Data provided:

▼▼▼

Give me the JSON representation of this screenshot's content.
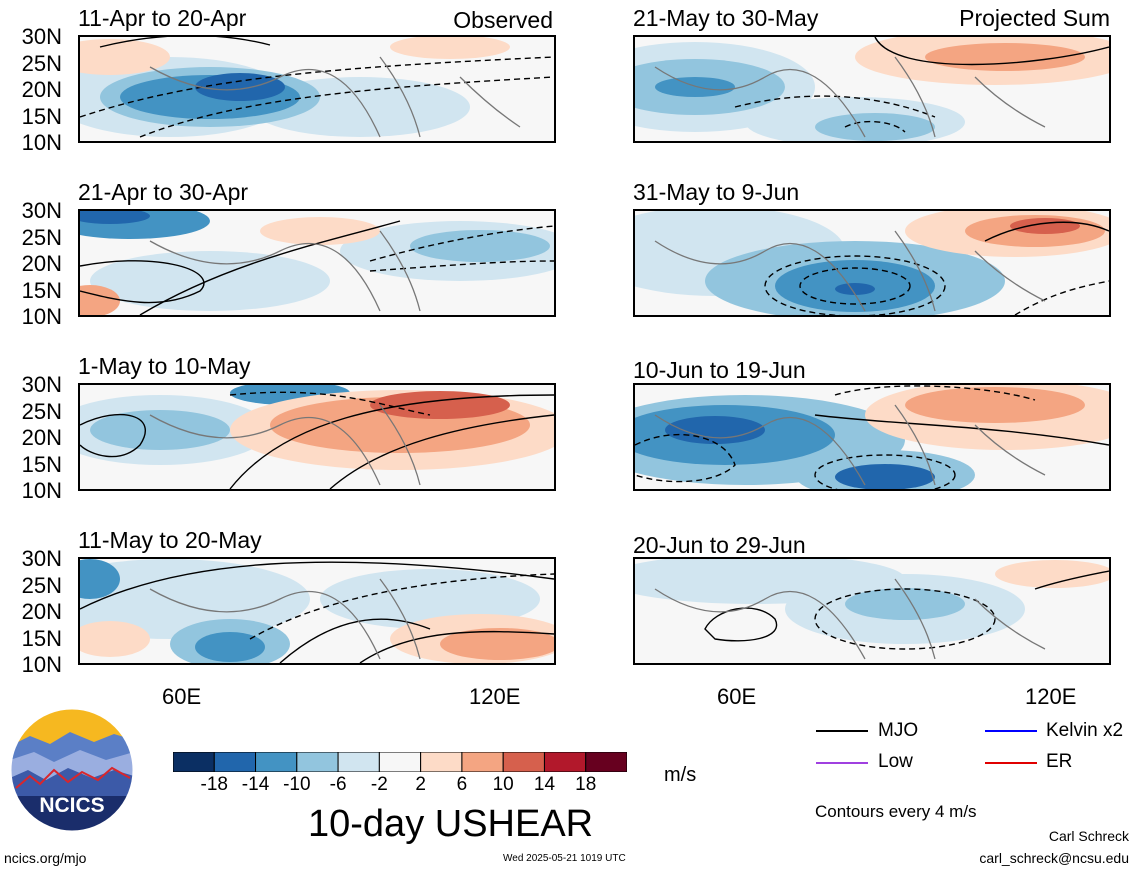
{
  "panels": [
    {
      "title": "11-Apr to 20-Apr",
      "tag": "Observed"
    },
    {
      "title": "21-May to 30-May",
      "tag": "Projected Sum"
    },
    {
      "title": "21-Apr to 30-Apr",
      "tag": ""
    },
    {
      "title": "31-May to 9-Jun",
      "tag": ""
    },
    {
      "title": "1-May to 10-May",
      "tag": ""
    },
    {
      "title": "10-Jun to 19-Jun",
      "tag": ""
    },
    {
      "title": "11-May to 20-May",
      "tag": ""
    },
    {
      "title": "20-Jun to 29-Jun",
      "tag": ""
    }
  ],
  "lat_labels": [
    "30N",
    "25N",
    "20N",
    "15N",
    "10N"
  ],
  "lon_labels": [
    "60E",
    "120E"
  ],
  "colorbar": {
    "ticks": [
      "-18",
      "-14",
      "-10",
      "-6",
      "-2",
      "2",
      "6",
      "10",
      "14",
      "18"
    ],
    "colors": [
      "#0b2f63",
      "#2166ac",
      "#4393c3",
      "#92c5de",
      "#d1e5f0",
      "#f7f7f7",
      "#fddbc7",
      "#f4a582",
      "#d6604d",
      "#b2182b",
      "#67001f"
    ],
    "units": "m/s"
  },
  "title": "10-day USHEAR",
  "legend": [
    {
      "label": "MJO",
      "color": "#000000"
    },
    {
      "label": "Kelvin x2",
      "color": "#0000ff"
    },
    {
      "label": "Low",
      "color": "#a040e0"
    },
    {
      "label": "ER",
      "color": "#e00000"
    }
  ],
  "contour_note": "Contours every 4 m/s",
  "logo_text": "NCICS",
  "footer": {
    "url": "ncics.org/mjo",
    "timestamp": "Wed 2025-05-21 1019 UTC",
    "author": "Carl Schreck",
    "email": "carl_schreck@ncsu.edu"
  }
}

▲▲▲

Which lines in the records above contain the string "title"? Copy each one.

Full answer:
      "title": "11-Apr to 20-Apr",
      "title": "21-May to 30-May",
      "title": "21-Apr to 30-Apr",
      "title": "31-May to 9-Jun",
      "title": "1-May to 10-May",
      "title": "10-Jun to 19-Jun",
      "title": "11-May to 20-May",
      "title": "20-Jun to 29-Jun",
  "title": "10-day USHEAR",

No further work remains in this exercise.